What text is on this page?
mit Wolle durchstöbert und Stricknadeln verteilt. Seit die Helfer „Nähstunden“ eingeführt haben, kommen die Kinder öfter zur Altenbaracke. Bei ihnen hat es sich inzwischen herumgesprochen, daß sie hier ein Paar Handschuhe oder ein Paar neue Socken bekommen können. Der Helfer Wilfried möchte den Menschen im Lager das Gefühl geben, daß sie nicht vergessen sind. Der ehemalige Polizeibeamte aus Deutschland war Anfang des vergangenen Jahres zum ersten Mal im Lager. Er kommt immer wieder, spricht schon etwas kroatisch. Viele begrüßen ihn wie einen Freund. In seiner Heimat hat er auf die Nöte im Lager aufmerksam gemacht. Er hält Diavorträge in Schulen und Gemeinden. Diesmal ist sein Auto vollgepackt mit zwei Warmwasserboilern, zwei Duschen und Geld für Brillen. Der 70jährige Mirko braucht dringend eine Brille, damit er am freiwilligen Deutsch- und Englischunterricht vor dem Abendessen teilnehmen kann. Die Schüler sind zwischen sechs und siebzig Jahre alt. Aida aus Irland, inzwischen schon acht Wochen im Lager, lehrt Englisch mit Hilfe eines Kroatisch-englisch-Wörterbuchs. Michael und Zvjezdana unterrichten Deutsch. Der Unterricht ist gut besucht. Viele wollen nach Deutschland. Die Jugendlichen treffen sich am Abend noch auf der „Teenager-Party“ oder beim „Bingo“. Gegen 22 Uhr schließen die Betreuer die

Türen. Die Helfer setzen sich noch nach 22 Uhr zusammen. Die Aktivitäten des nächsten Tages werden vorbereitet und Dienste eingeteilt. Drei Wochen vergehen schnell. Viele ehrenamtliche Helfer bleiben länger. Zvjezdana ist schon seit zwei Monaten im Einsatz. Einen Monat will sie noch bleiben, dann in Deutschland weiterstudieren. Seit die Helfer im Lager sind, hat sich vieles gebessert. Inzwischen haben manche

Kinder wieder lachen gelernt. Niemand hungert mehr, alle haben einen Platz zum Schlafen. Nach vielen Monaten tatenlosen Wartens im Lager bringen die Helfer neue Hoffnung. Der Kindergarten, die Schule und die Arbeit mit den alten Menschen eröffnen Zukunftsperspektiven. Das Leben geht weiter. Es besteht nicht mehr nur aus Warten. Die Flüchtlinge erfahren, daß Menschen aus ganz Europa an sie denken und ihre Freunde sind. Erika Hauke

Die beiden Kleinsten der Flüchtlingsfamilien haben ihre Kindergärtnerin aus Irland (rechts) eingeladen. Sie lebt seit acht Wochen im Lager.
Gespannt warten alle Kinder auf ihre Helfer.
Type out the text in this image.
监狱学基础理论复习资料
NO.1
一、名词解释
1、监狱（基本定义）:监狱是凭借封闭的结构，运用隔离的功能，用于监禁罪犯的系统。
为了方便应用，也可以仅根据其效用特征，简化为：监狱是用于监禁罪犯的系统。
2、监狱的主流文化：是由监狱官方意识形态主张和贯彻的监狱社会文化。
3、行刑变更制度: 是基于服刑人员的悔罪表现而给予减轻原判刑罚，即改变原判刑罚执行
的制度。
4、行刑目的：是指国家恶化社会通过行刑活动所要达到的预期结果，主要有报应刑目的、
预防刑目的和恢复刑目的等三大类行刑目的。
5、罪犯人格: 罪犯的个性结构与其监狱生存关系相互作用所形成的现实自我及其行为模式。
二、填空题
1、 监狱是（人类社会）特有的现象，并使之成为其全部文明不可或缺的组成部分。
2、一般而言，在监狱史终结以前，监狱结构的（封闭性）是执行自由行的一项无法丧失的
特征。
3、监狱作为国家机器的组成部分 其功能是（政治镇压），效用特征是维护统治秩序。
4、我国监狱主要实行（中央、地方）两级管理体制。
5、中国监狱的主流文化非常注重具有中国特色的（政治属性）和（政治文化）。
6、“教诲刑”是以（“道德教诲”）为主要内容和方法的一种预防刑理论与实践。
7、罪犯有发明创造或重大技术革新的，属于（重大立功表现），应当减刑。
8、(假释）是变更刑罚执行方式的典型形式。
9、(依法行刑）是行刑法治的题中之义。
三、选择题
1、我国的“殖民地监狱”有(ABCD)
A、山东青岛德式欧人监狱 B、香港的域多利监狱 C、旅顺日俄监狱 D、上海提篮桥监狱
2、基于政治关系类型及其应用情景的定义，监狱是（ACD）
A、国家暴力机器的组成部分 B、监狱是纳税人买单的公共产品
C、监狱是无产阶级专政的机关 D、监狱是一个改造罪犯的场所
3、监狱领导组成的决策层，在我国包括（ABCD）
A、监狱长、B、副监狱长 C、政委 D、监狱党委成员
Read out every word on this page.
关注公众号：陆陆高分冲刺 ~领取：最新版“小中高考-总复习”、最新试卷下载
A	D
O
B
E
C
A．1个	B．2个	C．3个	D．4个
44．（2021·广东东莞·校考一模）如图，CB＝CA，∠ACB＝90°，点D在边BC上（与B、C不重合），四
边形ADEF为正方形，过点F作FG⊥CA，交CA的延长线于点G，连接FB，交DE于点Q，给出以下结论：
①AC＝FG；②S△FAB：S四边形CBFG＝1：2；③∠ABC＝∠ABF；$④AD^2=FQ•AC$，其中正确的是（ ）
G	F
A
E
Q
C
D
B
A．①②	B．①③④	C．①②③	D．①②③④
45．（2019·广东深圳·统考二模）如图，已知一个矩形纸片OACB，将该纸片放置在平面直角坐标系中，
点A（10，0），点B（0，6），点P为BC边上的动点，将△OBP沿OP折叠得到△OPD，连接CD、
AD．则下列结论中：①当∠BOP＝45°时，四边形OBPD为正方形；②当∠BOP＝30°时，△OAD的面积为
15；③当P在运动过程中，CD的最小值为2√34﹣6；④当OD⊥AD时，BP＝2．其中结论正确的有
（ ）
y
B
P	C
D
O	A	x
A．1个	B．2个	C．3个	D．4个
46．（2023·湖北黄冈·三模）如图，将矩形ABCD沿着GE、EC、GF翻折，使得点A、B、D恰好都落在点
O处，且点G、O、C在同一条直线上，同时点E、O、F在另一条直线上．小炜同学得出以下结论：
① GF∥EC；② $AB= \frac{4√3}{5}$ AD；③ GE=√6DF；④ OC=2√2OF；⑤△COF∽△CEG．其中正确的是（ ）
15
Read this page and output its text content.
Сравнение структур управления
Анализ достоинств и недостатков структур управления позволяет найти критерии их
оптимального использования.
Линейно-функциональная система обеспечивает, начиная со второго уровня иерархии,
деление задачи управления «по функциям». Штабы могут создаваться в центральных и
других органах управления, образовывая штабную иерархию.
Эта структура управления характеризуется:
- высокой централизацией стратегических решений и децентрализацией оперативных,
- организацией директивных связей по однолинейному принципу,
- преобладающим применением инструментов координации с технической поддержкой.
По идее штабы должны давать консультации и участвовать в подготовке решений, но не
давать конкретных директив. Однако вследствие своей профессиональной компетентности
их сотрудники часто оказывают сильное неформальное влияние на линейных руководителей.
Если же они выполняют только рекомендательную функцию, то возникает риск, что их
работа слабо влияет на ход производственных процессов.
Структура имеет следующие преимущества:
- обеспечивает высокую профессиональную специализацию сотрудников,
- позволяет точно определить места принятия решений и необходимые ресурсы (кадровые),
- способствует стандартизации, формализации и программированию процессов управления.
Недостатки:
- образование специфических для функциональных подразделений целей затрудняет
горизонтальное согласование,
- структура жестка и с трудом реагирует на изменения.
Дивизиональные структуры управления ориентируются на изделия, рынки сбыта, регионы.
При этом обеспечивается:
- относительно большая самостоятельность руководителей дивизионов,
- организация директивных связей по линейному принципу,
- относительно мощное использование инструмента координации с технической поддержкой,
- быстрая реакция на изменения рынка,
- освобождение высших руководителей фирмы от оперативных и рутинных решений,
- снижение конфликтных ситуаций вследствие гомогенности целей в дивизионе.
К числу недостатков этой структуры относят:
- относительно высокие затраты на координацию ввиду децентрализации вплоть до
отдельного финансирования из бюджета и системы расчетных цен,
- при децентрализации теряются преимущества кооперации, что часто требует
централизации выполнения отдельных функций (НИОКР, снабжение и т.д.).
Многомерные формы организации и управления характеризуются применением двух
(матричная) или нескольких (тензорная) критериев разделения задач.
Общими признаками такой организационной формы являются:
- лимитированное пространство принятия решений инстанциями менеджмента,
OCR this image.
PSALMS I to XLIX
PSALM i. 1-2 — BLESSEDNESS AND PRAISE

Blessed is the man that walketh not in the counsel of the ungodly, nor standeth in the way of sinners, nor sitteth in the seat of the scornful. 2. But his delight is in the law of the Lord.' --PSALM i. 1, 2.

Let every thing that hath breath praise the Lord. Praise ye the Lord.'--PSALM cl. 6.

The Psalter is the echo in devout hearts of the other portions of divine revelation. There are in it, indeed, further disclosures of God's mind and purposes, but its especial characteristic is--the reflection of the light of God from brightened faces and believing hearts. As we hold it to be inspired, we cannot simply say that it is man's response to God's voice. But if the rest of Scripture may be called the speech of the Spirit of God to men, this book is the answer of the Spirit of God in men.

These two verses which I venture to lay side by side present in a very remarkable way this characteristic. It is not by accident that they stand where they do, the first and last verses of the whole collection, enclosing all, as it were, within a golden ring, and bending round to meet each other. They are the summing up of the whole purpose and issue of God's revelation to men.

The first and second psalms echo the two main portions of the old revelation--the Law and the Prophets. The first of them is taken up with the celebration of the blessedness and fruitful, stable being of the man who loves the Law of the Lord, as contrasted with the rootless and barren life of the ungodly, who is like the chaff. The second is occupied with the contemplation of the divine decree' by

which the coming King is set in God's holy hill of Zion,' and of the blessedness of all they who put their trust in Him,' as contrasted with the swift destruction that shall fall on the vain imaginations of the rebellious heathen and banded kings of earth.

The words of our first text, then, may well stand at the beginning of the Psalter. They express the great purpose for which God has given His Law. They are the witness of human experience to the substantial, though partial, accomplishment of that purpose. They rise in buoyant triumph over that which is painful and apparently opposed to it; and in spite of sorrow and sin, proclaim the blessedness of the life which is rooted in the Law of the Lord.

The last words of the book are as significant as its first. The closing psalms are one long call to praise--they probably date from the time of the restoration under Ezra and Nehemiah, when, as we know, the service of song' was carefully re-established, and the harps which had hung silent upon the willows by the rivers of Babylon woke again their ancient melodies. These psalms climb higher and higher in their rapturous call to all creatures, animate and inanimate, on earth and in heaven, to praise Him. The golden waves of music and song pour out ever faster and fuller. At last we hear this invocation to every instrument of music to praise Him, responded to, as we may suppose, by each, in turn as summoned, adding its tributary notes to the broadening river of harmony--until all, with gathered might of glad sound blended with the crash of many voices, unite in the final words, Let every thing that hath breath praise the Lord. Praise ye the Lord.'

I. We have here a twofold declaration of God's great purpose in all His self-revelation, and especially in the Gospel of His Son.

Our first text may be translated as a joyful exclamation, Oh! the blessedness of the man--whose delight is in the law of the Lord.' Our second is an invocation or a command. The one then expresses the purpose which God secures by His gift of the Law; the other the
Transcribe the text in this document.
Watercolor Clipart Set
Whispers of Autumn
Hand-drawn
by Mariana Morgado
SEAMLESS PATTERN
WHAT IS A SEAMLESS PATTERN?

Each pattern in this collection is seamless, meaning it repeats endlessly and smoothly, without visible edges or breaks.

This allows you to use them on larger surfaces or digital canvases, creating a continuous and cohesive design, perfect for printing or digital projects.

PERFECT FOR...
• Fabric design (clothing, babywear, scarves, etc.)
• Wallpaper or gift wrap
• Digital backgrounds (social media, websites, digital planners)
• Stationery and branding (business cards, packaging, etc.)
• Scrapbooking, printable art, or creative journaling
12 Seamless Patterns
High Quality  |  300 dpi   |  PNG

+ + + + +

> **Problem statement**: Above are the entries; count how many of their lines contain the word "часто" and give only that number.

> **Response below**: 2